(Extracted data entries)
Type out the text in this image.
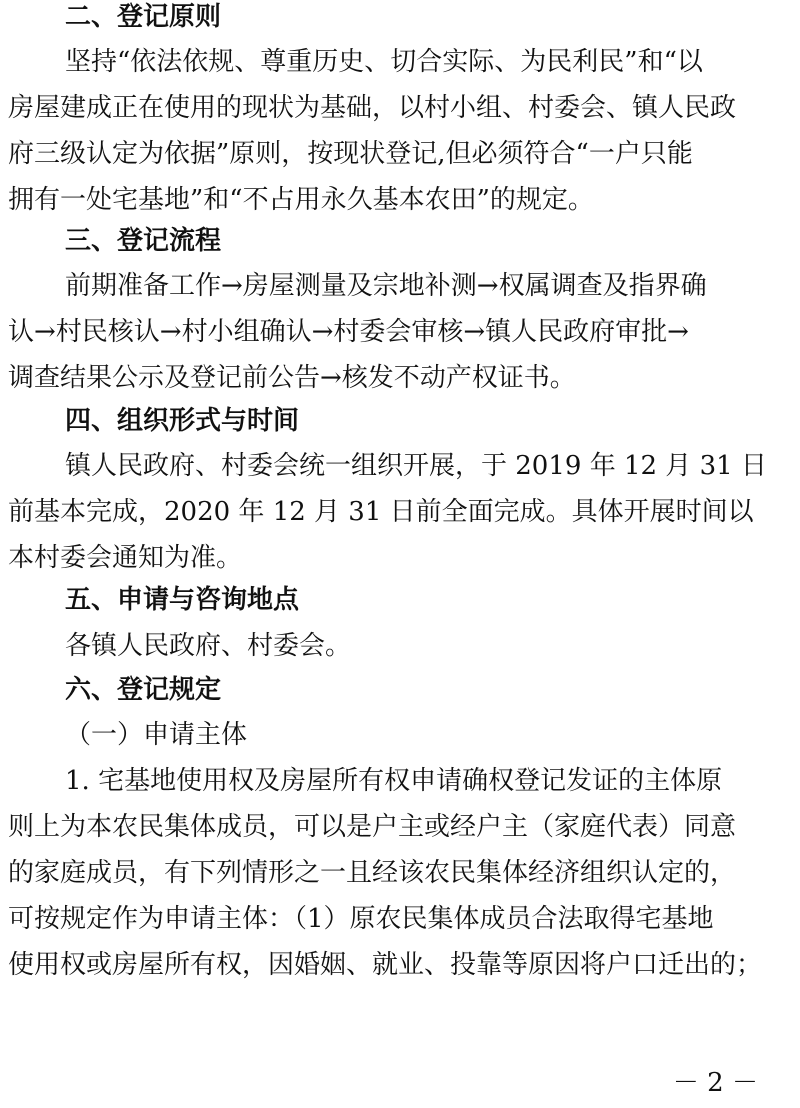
二、登记原则
坚持“依法依规、尊重历史、切合实际、为民利民”和“以
房屋建成正在使用的现状为基础，以村小组、村委会、镇人民政
府三级认定为依据”原则，按现状登记,但必须符合“一户只能
拥有一处宅基地”和“不占用永久基本农田”的规定。
三、登记流程
前期准备工作→房屋测量及宗地补测→权属调查及指界确
认→村民核认→村小组确认→村委会审核→镇人民政府审批→
调查结果公示及登记前公告→核发不动产权证书。
四、组织形式与时间
镇人民政府、村委会统一组织开展，于 2019 年 12 月 31 日
前基本完成，2020 年 12 月 31 日前全面完成。具体开展时间以
本村委会通知为准。
五、申请与咨询地点
各镇人民政府、村委会。
六、登记规定
（一）申请主体
1. 宅基地使用权及房屋所有权申请确权登记发证的主体原
则上为本农民集体成员，可以是户主或经户主（家庭代表）同意
的家庭成员，有下列情形之一且经该农民集体经济组织认定的，
可按规定作为申请主体：（1）原农民集体成员合法取得宅基地
使用权或房屋所有权，因婚姻、就业、投靠等原因将户口迁出的；
－ 2 －
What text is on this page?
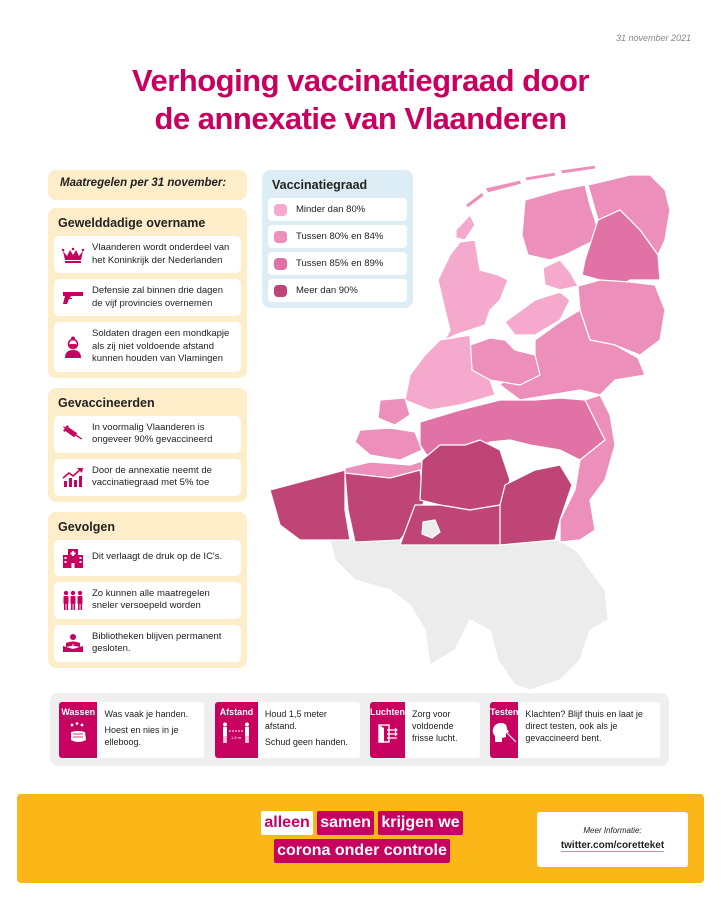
31 november 2021
Verhoging vaccinatiegraad door
de annexatie van Vlaanderen
Maatregelen per 31 november:
Gewelddadige overname
Vlaanderen wordt onderdeel van het Koninkrijk der Nederlanden
Defensie zal binnen drie dagen de vijf provincies overnemen
Soldaten dragen een mondkapje als zij niet voldoende afstand kunnen houden van Vlamingen
Gevaccineerden
In voormalig Vlaanderen is ongeveer 90% gevaccineerd
Door de annexatie neemt de vaccinatiegraad met 5% toe
Gevolgen
Dit verlaagt de druk op de IC's.
Zo kunnen alle maatregelen sneler versoepeld worden
Bibliotheken blijven permanent gesloten.
Vaccinatiegraad
Minder dan 80%
Tussen 80% en 84%
Tussen 85% en 89%
Meer dan 90%
Wassen Was vaak je handen.

Hoest en nies in je elleboog.

Afstand
1,5 m

Houd 1,5 meter afstand.

Schud geen handen.

Luchten Zorg voor voldoende frisse lucht.

Testen Klachten? Blijf thuis en laat je direct testen, ook als je gevaccineerd bent.

alleen samen krijgen we
corona onder controle
Meer Informatie:
twitter.com/coretteket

YOUR GOAL: Using the records above, select and copy every line that has the word "this".

RESULT OF THE TASK:
Type out the text in this image.
What text is on this page?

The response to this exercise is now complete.